- EXERCISE MATERIALS

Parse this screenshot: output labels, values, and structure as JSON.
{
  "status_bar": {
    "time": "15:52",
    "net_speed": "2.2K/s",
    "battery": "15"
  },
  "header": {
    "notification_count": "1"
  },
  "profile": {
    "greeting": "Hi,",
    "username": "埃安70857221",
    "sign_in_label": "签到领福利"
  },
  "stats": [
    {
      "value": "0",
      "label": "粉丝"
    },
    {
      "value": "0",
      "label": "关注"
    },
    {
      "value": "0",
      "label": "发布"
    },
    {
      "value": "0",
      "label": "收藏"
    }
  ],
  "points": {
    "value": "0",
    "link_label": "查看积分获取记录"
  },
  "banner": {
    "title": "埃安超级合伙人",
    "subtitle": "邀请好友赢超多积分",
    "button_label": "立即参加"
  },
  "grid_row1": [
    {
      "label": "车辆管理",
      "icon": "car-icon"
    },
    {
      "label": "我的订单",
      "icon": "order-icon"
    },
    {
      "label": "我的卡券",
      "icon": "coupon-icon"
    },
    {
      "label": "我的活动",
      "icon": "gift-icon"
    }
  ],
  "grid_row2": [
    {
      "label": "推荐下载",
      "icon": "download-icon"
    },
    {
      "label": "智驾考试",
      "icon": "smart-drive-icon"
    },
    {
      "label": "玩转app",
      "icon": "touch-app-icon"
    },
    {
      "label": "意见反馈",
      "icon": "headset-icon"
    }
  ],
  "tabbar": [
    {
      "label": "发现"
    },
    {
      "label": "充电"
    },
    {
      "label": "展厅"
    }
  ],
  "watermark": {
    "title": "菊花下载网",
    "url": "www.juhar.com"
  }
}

- STATED EXERCISE
Write out all the data again, exactly as it appears.

- FINAL RESULT
Parse this screenshot: output labels, values, and structure as JSON.
{
  "status_bar": {
    "time": "15:52",
    "net_speed": "2.2K/s",
    "battery": "15"
  },
  "header": {
    "notification_count": "1"
  },
  "profile": {
    "greeting": "Hi,",
    "username": "埃安70857221",
    "sign_in_label": "签到领福利"
  },
  "stats": [
    {
      "value": "0",
      "label": "粉丝"
    },
    {
      "value": "0",
      "label": "关注"
    },
    {
      "value": "0",
      "label": "发布"
    },
    {
      "value": "0",
      "label": "收藏"
    }
  ],
  "points": {
    "value": "0",
    "link_label": "查看积分获取记录"
  },
  "banner": {
    "title": "埃安超级合伙人",
    "subtitle": "邀请好友赢超多积分",
    "button_label": "立即参加"
  },
  "grid_row1": [
    {
      "label": "车辆管理",
      "icon": "car-icon"
    },
    {
      "label": "我的订单",
      "icon": "order-icon"
    },
    {
      "label": "我的卡券",
      "icon": "coupon-icon"
    },
    {
      "label": "我的活动",
      "icon": "gift-icon"
    }
  ],
  "grid_row2": [
    {
      "label": "推荐下载",
      "icon": "download-icon"
    },
    {
      "label": "智驾考试",
      "icon": "smart-drive-icon"
    },
    {
      "label": "玩转app",
      "icon": "touch-app-icon"
    },
    {
      "label": "意见反馈",
      "icon": "headset-icon"
    }
  ],
  "tabbar": [
    {
      "label": "发现"
    },
    {
      "label": "充电"
    },
    {
      "label": "展厅"
    }
  ],
  "watermark": {
    "title": "菊花下载网",
    "url": "www.juhar.com"
  }
}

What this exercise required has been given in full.